-- BEGIN --

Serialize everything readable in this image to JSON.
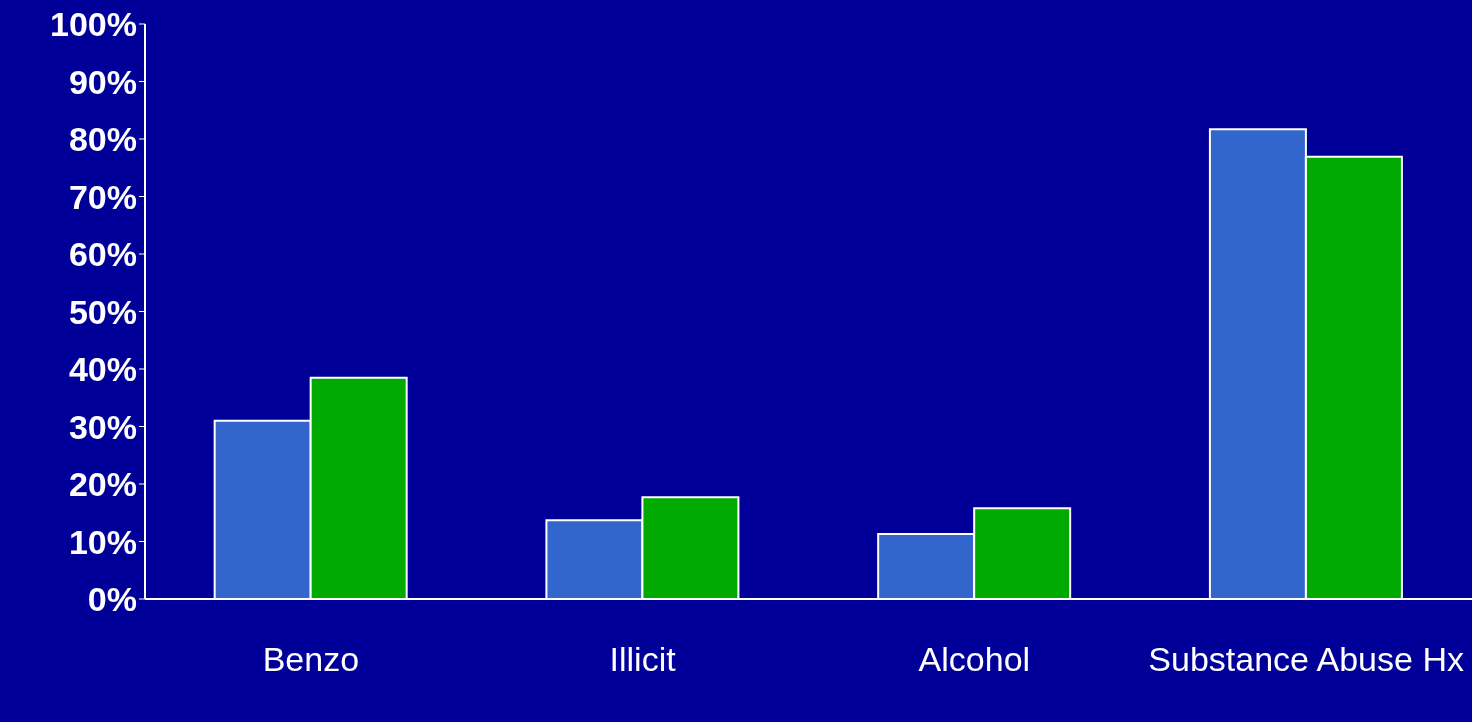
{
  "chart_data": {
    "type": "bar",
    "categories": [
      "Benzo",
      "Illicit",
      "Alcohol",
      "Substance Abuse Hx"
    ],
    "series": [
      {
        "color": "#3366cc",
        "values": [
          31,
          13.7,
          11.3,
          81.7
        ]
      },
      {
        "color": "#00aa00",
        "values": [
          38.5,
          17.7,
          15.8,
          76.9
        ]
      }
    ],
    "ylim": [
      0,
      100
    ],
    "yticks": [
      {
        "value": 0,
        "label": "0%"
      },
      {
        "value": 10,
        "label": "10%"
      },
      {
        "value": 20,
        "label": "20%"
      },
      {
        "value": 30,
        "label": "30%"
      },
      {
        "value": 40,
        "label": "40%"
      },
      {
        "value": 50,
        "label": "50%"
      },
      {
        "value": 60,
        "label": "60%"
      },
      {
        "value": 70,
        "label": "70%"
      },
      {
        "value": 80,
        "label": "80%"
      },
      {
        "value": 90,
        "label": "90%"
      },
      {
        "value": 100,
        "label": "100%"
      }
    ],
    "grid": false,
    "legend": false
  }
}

-- END --
-- BEGIN --

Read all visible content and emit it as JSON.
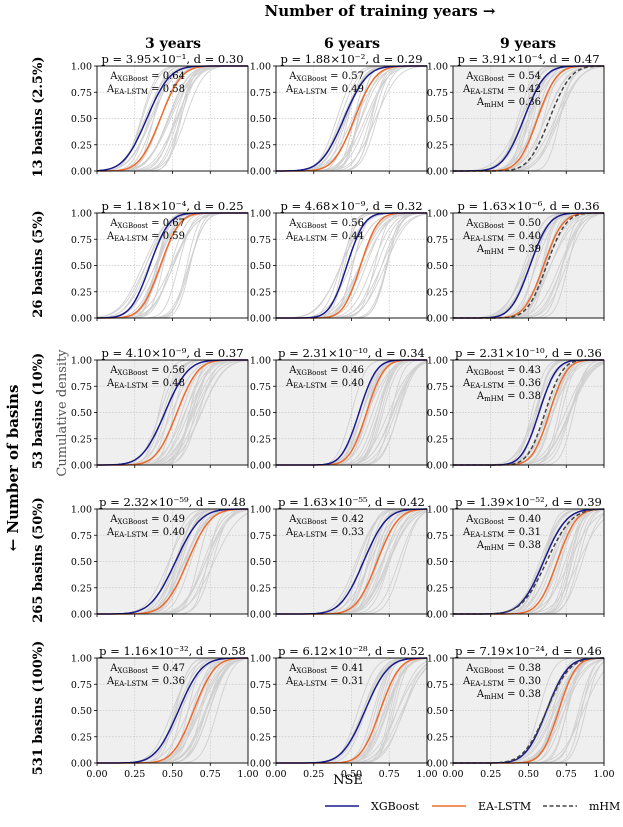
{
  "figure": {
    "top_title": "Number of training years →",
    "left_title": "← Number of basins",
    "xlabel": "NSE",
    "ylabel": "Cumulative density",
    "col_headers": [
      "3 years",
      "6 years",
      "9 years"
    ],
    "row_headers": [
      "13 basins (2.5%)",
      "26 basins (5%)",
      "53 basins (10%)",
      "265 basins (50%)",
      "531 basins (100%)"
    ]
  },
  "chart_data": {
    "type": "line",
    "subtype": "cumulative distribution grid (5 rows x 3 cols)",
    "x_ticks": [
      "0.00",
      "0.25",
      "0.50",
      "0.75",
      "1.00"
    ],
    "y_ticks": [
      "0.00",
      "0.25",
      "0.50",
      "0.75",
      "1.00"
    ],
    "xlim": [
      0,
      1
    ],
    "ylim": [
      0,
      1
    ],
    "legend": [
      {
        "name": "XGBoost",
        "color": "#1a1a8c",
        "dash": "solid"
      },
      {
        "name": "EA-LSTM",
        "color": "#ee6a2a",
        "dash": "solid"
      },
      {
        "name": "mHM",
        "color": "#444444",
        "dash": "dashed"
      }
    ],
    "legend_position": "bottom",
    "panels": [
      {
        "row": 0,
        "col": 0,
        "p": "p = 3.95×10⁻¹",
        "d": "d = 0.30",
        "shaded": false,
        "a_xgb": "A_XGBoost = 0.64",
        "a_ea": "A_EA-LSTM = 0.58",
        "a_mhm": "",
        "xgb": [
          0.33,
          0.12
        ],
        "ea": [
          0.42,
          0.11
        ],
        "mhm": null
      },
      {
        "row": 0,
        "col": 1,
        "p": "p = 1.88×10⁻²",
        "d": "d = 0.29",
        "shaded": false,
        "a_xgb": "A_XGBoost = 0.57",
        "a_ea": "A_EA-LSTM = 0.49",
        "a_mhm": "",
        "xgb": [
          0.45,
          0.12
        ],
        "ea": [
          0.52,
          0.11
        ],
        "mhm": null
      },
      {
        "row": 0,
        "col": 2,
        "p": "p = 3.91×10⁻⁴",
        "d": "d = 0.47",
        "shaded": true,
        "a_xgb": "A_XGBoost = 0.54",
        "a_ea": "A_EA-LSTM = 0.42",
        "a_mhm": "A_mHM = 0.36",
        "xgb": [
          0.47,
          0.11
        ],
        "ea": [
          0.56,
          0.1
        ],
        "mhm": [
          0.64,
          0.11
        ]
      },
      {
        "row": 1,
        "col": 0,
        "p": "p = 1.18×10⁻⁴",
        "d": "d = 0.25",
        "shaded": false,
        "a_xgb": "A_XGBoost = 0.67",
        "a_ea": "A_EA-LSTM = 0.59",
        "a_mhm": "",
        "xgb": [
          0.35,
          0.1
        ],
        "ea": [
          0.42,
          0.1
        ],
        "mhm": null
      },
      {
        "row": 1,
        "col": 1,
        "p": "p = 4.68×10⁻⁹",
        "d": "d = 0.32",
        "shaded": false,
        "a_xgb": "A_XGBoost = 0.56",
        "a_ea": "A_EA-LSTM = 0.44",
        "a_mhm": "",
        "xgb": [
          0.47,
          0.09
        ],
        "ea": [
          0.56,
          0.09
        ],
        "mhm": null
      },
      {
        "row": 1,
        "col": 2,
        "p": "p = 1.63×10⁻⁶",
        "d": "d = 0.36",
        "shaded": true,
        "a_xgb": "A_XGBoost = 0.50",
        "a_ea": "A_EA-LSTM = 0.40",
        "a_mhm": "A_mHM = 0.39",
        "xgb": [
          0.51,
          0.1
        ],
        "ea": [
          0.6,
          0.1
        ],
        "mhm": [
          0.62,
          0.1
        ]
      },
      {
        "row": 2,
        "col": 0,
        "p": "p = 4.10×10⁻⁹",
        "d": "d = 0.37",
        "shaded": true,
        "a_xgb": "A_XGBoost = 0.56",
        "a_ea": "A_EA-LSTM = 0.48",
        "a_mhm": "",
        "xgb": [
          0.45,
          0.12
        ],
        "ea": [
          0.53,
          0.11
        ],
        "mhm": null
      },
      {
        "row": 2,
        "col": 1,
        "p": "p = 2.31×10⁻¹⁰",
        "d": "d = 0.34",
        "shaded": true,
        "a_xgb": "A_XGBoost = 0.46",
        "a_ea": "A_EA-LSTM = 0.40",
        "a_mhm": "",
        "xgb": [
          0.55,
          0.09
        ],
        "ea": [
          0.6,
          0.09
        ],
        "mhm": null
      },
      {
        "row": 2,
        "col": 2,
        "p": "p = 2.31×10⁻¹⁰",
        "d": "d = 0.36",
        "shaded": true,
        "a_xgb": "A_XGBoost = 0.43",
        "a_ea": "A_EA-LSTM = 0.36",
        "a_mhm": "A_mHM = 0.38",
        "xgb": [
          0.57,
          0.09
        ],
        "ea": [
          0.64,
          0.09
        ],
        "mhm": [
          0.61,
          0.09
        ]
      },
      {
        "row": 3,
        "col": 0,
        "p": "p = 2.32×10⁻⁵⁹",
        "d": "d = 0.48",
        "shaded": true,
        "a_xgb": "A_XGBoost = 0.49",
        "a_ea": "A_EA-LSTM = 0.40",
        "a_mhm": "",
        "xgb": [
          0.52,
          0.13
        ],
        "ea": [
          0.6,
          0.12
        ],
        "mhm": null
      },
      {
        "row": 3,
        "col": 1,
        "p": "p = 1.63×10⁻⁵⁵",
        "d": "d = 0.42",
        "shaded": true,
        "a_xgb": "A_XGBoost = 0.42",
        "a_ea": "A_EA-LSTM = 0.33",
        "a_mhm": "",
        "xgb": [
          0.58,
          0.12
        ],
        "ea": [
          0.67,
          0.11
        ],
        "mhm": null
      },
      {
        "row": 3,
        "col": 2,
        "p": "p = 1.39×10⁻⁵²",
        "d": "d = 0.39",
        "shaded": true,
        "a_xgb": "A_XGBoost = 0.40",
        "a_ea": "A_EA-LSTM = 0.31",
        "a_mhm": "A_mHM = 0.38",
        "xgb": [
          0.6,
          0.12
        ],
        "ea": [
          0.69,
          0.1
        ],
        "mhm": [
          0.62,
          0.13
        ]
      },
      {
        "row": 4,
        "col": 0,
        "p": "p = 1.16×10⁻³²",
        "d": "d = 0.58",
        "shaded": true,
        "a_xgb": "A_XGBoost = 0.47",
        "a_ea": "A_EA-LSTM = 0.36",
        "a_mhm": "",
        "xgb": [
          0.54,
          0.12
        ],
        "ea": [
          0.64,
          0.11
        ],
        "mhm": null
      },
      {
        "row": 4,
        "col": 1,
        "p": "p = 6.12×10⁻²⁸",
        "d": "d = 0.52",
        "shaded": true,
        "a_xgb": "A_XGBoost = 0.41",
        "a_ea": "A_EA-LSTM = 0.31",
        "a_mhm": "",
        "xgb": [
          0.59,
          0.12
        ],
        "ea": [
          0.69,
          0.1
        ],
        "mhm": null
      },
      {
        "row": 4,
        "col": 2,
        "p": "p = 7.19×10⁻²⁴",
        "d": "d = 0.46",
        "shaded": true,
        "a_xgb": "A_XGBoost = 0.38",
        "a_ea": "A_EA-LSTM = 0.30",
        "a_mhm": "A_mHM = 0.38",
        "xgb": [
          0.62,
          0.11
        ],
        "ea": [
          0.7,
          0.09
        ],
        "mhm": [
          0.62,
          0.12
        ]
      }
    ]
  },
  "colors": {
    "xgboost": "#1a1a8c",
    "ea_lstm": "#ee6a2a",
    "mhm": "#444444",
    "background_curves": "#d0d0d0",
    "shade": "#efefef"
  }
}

-- END --
-- BEGIN --

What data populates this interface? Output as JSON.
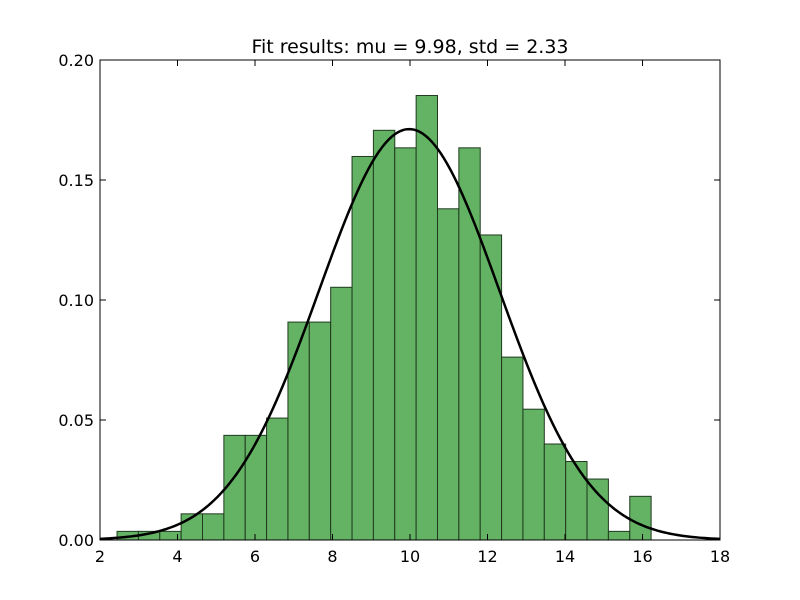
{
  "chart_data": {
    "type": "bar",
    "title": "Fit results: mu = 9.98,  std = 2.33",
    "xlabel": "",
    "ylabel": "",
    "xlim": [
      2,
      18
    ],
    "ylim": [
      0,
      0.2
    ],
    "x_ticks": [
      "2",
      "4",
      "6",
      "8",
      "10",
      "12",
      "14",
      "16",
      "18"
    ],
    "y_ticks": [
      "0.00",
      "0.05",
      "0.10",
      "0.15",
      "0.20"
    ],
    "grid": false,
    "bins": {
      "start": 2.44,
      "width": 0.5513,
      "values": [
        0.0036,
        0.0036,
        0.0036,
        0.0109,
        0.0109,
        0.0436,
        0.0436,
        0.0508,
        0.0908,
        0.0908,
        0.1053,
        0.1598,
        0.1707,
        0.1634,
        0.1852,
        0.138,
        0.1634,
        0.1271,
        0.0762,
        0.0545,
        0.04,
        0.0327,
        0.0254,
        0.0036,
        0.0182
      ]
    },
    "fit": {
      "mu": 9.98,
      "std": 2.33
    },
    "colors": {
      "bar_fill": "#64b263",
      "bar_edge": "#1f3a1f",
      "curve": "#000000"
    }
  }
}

-- END --

Copy each line that contains the word "Number".

    "top_title": "Number of training years →",
    "left_title": "← Number of basins",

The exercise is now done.